Instructions to follow
Render the following material again verbatim, leaving nothing out.

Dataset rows
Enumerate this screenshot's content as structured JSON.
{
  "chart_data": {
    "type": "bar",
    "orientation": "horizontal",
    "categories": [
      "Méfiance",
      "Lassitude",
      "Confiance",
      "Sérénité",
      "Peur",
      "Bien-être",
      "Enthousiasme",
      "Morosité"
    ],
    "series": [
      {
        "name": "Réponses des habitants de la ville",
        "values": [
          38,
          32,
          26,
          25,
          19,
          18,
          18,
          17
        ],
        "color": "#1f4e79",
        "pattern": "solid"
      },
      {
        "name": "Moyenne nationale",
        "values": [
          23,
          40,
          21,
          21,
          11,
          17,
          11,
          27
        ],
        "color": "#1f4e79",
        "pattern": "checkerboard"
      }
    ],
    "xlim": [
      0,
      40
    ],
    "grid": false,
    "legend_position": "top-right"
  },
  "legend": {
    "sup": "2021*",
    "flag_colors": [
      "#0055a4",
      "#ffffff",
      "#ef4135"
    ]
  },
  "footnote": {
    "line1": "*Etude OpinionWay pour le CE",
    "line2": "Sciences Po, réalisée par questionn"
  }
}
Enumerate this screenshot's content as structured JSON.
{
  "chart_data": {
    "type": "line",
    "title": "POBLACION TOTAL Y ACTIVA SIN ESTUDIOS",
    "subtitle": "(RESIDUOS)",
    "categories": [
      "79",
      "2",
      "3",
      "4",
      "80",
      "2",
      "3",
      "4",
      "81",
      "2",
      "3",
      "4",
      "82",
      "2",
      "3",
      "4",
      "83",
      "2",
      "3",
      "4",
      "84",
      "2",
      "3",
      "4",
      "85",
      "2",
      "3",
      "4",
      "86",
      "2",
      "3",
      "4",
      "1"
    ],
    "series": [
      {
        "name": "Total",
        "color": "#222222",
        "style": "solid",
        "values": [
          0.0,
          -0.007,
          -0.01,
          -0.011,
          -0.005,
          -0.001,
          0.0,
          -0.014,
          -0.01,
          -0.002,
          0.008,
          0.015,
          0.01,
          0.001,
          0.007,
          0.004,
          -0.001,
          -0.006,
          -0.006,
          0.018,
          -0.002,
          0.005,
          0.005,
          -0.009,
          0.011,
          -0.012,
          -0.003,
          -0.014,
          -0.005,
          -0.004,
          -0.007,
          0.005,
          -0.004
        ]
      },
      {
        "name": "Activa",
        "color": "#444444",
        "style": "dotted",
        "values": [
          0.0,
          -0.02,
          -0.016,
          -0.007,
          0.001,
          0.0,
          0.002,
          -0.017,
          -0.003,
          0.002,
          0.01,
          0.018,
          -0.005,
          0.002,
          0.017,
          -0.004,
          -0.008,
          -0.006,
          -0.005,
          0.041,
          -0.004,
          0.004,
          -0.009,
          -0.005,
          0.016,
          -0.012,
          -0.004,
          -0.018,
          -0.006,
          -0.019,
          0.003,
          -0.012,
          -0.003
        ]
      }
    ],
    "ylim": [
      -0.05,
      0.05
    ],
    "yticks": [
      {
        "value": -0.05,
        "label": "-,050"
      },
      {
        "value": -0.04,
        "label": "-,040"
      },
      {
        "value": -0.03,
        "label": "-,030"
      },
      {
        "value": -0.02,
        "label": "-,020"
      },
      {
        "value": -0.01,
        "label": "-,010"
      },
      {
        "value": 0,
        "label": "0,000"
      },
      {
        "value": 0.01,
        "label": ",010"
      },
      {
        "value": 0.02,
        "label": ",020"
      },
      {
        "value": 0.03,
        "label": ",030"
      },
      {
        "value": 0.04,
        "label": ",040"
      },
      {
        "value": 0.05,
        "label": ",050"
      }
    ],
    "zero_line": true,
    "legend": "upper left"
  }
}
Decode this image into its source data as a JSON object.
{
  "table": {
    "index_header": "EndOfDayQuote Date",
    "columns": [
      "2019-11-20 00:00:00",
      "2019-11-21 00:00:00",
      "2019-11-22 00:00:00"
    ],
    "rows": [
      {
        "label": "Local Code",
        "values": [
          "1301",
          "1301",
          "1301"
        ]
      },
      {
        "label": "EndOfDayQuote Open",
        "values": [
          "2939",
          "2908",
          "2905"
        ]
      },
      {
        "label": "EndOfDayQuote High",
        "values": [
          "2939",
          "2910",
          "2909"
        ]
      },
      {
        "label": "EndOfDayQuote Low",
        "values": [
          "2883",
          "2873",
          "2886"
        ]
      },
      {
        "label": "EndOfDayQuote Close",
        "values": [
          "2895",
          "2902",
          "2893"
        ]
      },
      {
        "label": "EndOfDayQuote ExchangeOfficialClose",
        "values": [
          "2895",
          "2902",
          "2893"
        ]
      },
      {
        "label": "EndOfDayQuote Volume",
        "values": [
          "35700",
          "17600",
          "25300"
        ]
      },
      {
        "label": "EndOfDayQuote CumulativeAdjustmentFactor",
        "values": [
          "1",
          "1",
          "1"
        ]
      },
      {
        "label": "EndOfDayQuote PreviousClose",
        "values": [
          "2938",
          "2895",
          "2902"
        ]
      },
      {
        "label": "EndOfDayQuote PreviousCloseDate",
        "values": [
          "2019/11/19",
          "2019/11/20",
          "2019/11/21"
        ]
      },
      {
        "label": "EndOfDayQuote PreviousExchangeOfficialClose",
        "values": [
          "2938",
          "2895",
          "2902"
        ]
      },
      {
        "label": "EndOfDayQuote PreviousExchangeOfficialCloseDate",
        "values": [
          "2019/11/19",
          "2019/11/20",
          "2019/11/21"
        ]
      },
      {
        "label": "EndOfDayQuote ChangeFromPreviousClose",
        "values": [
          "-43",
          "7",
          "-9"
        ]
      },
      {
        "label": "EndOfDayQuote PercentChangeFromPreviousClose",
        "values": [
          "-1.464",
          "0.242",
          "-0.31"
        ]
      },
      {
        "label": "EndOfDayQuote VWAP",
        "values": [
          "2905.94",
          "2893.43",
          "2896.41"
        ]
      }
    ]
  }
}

Result for this task
Enumerate this screenshot's content as structured JSON.
{
  "chart_data": {
    "type": "bar",
    "orientation": "horizontal",
    "categories": [
      "Méfiance",
      "Lassitude",
      "Confiance",
      "Sérénité",
      "Peur",
      "Bien-être",
      "Enthousiasme",
      "Morosité"
    ],
    "series": [
      {
        "name": "Réponses des habitants de la ville",
        "values": [
          38,
          32,
          26,
          25,
          19,
          18,
          18,
          17
        ],
        "color": "#1f4e79",
        "pattern": "solid"
      },
      {
        "name": "Moyenne nationale",
        "values": [
          23,
          40,
          21,
          21,
          11,
          17,
          11,
          27
        ],
        "color": "#1f4e79",
        "pattern": "checkerboard"
      }
    ],
    "xlim": [
      0,
      40
    ],
    "grid": false,
    "legend_position": "top-right"
  },
  "legend": {
    "sup": "2021*",
    "flag_colors": [
      "#0055a4",
      "#ffffff",
      "#ef4135"
    ]
  },
  "footnote": {
    "line1": "*Etude OpinionWay pour le CE",
    "line2": "Sciences Po, réalisée par questionn"
  }
}
Enumerate this screenshot's content as structured JSON.
{
  "chart_data": {
    "type": "line",
    "title": "POBLACION TOTAL Y ACTIVA SIN ESTUDIOS",
    "subtitle": "(RESIDUOS)",
    "categories": [
      "79",
      "2",
      "3",
      "4",
      "80",
      "2",
      "3",
      "4",
      "81",
      "2",
      "3",
      "4",
      "82",
      "2",
      "3",
      "4",
      "83",
      "2",
      "3",
      "4",
      "84",
      "2",
      "3",
      "4",
      "85",
      "2",
      "3",
      "4",
      "86",
      "2",
      "3",
      "4",
      "1"
    ],
    "series": [
      {
        "name": "Total",
        "color": "#222222",
        "style": "solid",
        "values": [
          0.0,
          -0.007,
          -0.01,
          -0.011,
          -0.005,
          -0.001,
          0.0,
          -0.014,
          -0.01,
          -0.002,
          0.008,
          0.015,
          0.01,
          0.001,
          0.007,
          0.004,
          -0.001,
          -0.006,
          -0.006,
          0.018,
          -0.002,
          0.005,
          0.005,
          -0.009,
          0.011,
          -0.012,
          -0.003,
          -0.014,
          -0.005,
          -0.004,
          -0.007,
          0.005,
          -0.004
        ]
      },
      {
        "name": "Activa",
        "color": "#444444",
        "style": "dotted",
        "values": [
          0.0,
          -0.02,
          -0.016,
          -0.007,
          0.001,
          0.0,
          0.002,
          -0.017,
          -0.003,
          0.002,
          0.01,
          0.018,
          -0.005,
          0.002,
          0.017,
          -0.004,
          -0.008,
          -0.006,
          -0.005,
          0.041,
          -0.004,
          0.004,
          -0.009,
          -0.005,
          0.016,
          -0.012,
          -0.004,
          -0.018,
          -0.006,
          -0.019,
          0.003,
          -0.012,
          -0.003
        ]
      }
    ],
    "ylim": [
      -0.05,
      0.05
    ],
    "yticks": [
      {
        "value": -0.05,
        "label": "-,050"
      },
      {
        "value": -0.04,
        "label": "-,040"
      },
      {
        "value": -0.03,
        "label": "-,030"
      },
      {
        "value": -0.02,
        "label": "-,020"
      },
      {
        "value": -0.01,
        "label": "-,010"
      },
      {
        "value": 0,
        "label": "0,000"
      },
      {
        "value": 0.01,
        "label": ",010"
      },
      {
        "value": 0.02,
        "label": ",020"
      },
      {
        "value": 0.03,
        "label": ",030"
      },
      {
        "value": 0.04,
        "label": ",040"
      },
      {
        "value": 0.05,
        "label": ",050"
      }
    ],
    "zero_line": true,
    "legend": "upper left"
  }
}
Decode this image into its source data as a JSON object.
{
  "table": {
    "index_header": "EndOfDayQuote Date",
    "columns": [
      "2019-11-20 00:00:00",
      "2019-11-21 00:00:00",
      "2019-11-22 00:00:00"
    ],
    "rows": [
      {
        "label": "Local Code",
        "values": [
          "1301",
          "1301",
          "1301"
        ]
      },
      {
        "label": "EndOfDayQuote Open",
        "values": [
          "2939",
          "2908",
          "2905"
        ]
      },
      {
        "label": "EndOfDayQuote High",
        "values": [
          "2939",
          "2910",
          "2909"
        ]
      },
      {
        "label": "EndOfDayQuote Low",
        "values": [
          "2883",
          "2873",
          "2886"
        ]
      },
      {
        "label": "EndOfDayQuote Close",
        "values": [
          "2895",
          "2902",
          "2893"
        ]
      },
      {
        "label": "EndOfDayQuote ExchangeOfficialClose",
        "values": [
          "2895",
          "2902",
          "2893"
        ]
      },
      {
        "label": "EndOfDayQuote Volume",
        "values": [
          "35700",
          "17600",
          "25300"
        ]
      },
      {
        "label": "EndOfDayQuote CumulativeAdjustmentFactor",
        "values": [
          "1",
          "1",
          "1"
        ]
      },
      {
        "label": "EndOfDayQuote PreviousClose",
        "values": [
          "2938",
          "2895",
          "2902"
        ]
      },
      {
        "label": "EndOfDayQuote PreviousCloseDate",
        "values": [
          "2019/11/19",
          "2019/11/20",
          "2019/11/21"
        ]
      },
      {
        "label": "EndOfDayQuote PreviousExchangeOfficialClose",
        "values": [
          "2938",
          "2895",
          "2902"
        ]
      },
      {
        "label": "EndOfDayQuote PreviousExchangeOfficialCloseDate",
        "values": [
          "2019/11/19",
          "2019/11/20",
          "2019/11/21"
        ]
      },
      {
        "label": "EndOfDayQuote ChangeFromPreviousClose",
        "values": [
          "-43",
          "7",
          "-9"
        ]
      },
      {
        "label": "EndOfDayQuote PercentChangeFromPreviousClose",
        "values": [
          "-1.464",
          "0.242",
          "-0.31"
        ]
      },
      {
        "label": "EndOfDayQuote VWAP",
        "values": [
          "2905.94",
          "2893.43",
          "2896.41"
        ]
      }
    ]
  }
}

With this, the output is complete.